BEGIN Records for this exercise

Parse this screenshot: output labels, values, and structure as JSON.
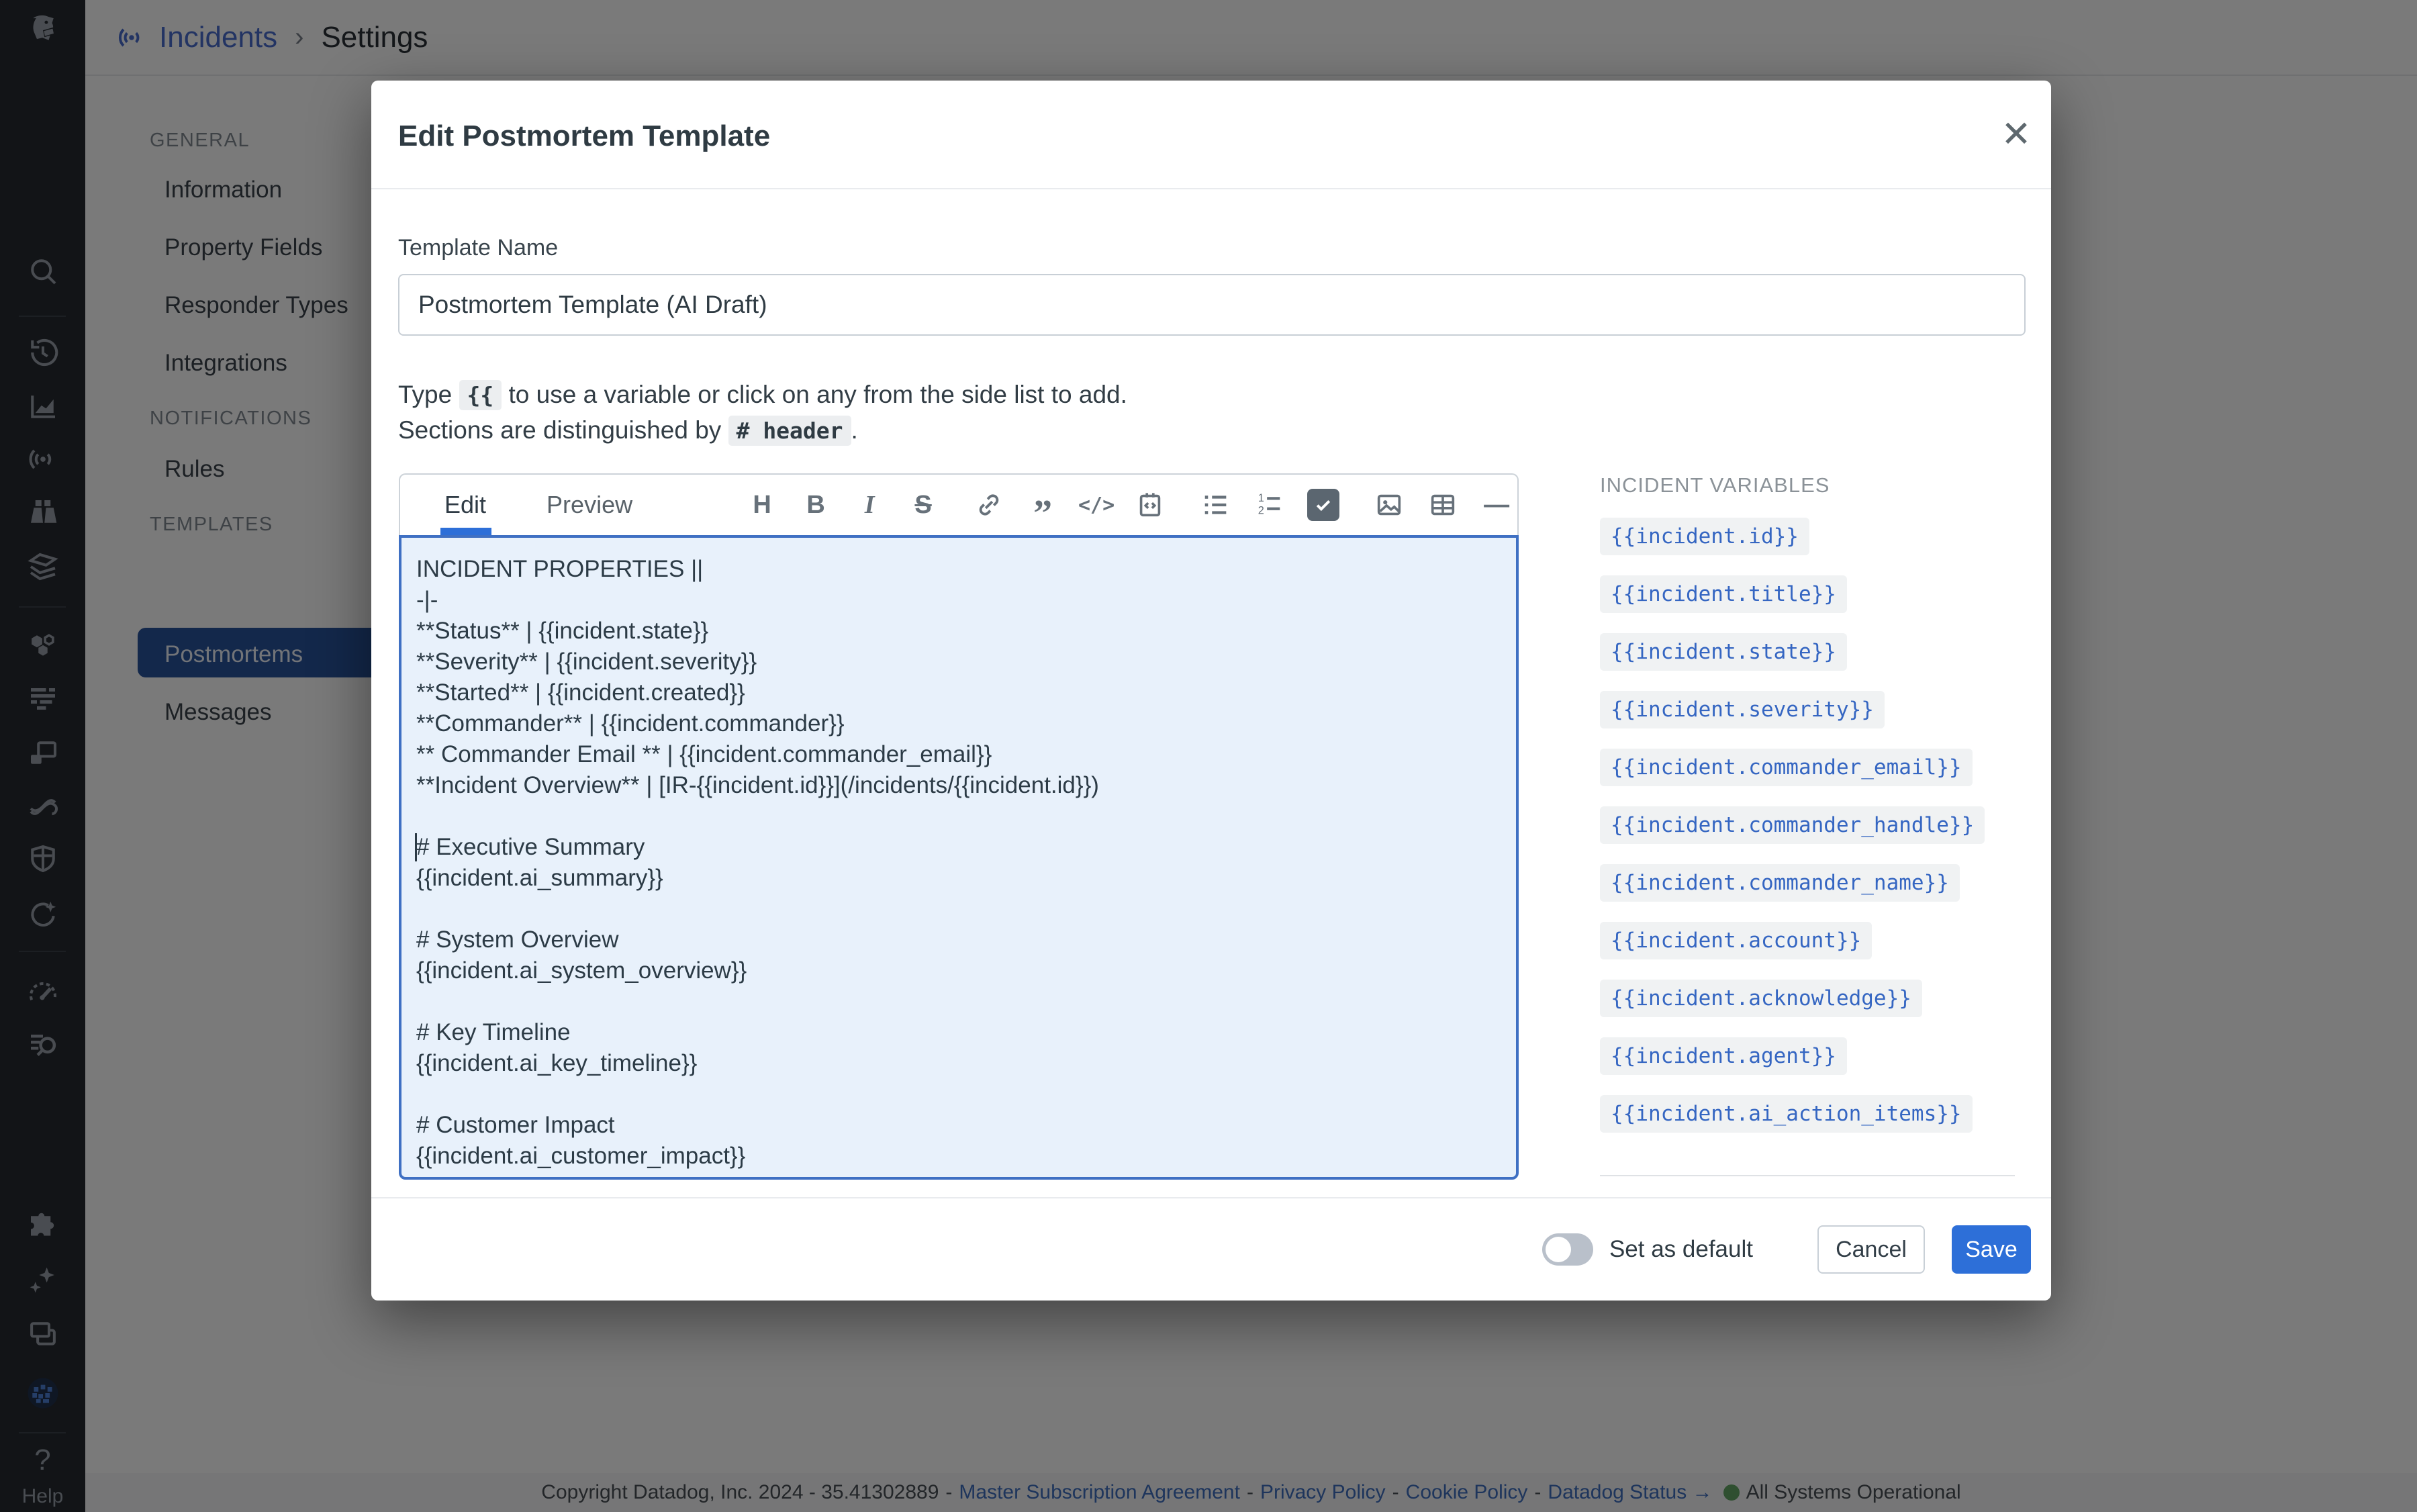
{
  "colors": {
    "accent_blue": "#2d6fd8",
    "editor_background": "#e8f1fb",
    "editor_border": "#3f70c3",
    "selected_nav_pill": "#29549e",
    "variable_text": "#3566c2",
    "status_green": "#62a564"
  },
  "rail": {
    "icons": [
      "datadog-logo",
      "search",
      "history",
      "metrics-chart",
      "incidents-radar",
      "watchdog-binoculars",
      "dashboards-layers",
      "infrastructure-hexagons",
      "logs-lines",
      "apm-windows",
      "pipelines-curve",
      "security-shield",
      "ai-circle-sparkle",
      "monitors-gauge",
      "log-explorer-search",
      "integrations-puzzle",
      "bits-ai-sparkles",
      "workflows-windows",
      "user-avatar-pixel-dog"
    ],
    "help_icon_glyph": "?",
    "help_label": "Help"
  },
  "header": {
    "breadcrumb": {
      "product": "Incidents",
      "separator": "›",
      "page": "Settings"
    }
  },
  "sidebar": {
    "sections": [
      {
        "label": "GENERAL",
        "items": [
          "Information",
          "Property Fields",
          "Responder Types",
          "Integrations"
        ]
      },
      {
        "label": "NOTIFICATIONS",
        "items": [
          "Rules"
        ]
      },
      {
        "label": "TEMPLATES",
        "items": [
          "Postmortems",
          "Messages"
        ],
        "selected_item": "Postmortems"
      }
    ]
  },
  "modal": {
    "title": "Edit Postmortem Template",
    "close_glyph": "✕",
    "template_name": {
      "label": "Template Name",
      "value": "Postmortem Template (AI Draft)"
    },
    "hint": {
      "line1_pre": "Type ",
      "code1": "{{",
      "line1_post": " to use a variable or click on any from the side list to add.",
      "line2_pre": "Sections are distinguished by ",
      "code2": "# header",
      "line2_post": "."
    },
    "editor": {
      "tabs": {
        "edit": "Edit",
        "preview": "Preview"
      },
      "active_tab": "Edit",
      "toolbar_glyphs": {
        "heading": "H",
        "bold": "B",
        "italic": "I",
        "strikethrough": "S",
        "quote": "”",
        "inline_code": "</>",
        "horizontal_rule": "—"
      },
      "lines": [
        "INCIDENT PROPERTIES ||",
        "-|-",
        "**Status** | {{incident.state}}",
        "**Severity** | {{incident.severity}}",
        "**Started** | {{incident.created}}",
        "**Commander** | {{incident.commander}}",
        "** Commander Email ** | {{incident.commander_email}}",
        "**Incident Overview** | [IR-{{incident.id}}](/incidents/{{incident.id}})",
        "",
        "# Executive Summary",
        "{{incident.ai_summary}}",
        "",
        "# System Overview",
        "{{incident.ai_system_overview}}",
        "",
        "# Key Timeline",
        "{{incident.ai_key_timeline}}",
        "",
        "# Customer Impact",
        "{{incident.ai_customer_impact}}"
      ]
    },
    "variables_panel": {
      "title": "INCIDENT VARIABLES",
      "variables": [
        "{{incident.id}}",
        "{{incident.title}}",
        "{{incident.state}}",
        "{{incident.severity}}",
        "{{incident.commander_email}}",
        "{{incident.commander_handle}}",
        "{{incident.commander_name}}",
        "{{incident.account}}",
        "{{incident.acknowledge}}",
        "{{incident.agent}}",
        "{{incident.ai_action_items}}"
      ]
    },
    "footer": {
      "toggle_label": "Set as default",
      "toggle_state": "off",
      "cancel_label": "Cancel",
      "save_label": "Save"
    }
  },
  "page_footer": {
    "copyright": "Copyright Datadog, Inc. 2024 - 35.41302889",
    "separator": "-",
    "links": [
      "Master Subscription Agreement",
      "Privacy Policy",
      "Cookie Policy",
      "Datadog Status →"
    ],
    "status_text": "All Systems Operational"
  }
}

END Records for this exercise

## [The problem]
Leave out the pictures and output the rest of the material exactly as written.

## [Exercise answer]
Parse this screenshot: output labels, values, and structure as JSON.
{
  "colors": {
    "accent_blue": "#2d6fd8",
    "editor_background": "#e8f1fb",
    "editor_border": "#3f70c3",
    "selected_nav_pill": "#29549e",
    "variable_text": "#3566c2",
    "status_green": "#62a564"
  },
  "rail": {
    "icons": [
      "datadog-logo",
      "search",
      "history",
      "metrics-chart",
      "incidents-radar",
      "watchdog-binoculars",
      "dashboards-layers",
      "infrastructure-hexagons",
      "logs-lines",
      "apm-windows",
      "pipelines-curve",
      "security-shield",
      "ai-circle-sparkle",
      "monitors-gauge",
      "log-explorer-search",
      "integrations-puzzle",
      "bits-ai-sparkles",
      "workflows-windows",
      "user-avatar-pixel-dog"
    ],
    "help_icon_glyph": "?",
    "help_label": "Help"
  },
  "header": {
    "breadcrumb": {
      "product": "Incidents",
      "separator": "›",
      "page": "Settings"
    }
  },
  "sidebar": {
    "sections": [
      {
        "label": "GENERAL",
        "items": [
          "Information",
          "Property Fields",
          "Responder Types",
          "Integrations"
        ]
      },
      {
        "label": "NOTIFICATIONS",
        "items": [
          "Rules"
        ]
      },
      {
        "label": "TEMPLATES",
        "items": [
          "Postmortems",
          "Messages"
        ],
        "selected_item": "Postmortems"
      }
    ]
  },
  "modal": {
    "title": "Edit Postmortem Template",
    "close_glyph": "✕",
    "template_name": {
      "label": "Template Name",
      "value": "Postmortem Template (AI Draft)"
    },
    "hint": {
      "line1_pre": "Type ",
      "code1": "{{",
      "line1_post": " to use a variable or click on any from the side list to add.",
      "line2_pre": "Sections are distinguished by ",
      "code2": "# header",
      "line2_post": "."
    },
    "editor": {
      "tabs": {
        "edit": "Edit",
        "preview": "Preview"
      },
      "active_tab": "Edit",
      "toolbar_glyphs": {
        "heading": "H",
        "bold": "B",
        "italic": "I",
        "strikethrough": "S",
        "quote": "”",
        "inline_code": "</>",
        "horizontal_rule": "—"
      },
      "lines": [
        "INCIDENT PROPERTIES ||",
        "-|-",
        "**Status** | {{incident.state}}",
        "**Severity** | {{incident.severity}}",
        "**Started** | {{incident.created}}",
        "**Commander** | {{incident.commander}}",
        "** Commander Email ** | {{incident.commander_email}}",
        "**Incident Overview** | [IR-{{incident.id}}](/incidents/{{incident.id}})",
        "",
        "# Executive Summary",
        "{{incident.ai_summary}}",
        "",
        "# System Overview",
        "{{incident.ai_system_overview}}",
        "",
        "# Key Timeline",
        "{{incident.ai_key_timeline}}",
        "",
        "# Customer Impact",
        "{{incident.ai_customer_impact}}"
      ]
    },
    "variables_panel": {
      "title": "INCIDENT VARIABLES",
      "variables": [
        "{{incident.id}}",
        "{{incident.title}}",
        "{{incident.state}}",
        "{{incident.severity}}",
        "{{incident.commander_email}}",
        "{{incident.commander_handle}}",
        "{{incident.commander_name}}",
        "{{incident.account}}",
        "{{incident.acknowledge}}",
        "{{incident.agent}}",
        "{{incident.ai_action_items}}"
      ]
    },
    "footer": {
      "toggle_label": "Set as default",
      "toggle_state": "off",
      "cancel_label": "Cancel",
      "save_label": "Save"
    }
  },
  "page_footer": {
    "copyright": "Copyright Datadog, Inc. 2024 - 35.41302889",
    "separator": "-",
    "links": [
      "Master Subscription Agreement",
      "Privacy Policy",
      "Cookie Policy",
      "Datadog Status →"
    ],
    "status_text": "All Systems Operational"
  }
}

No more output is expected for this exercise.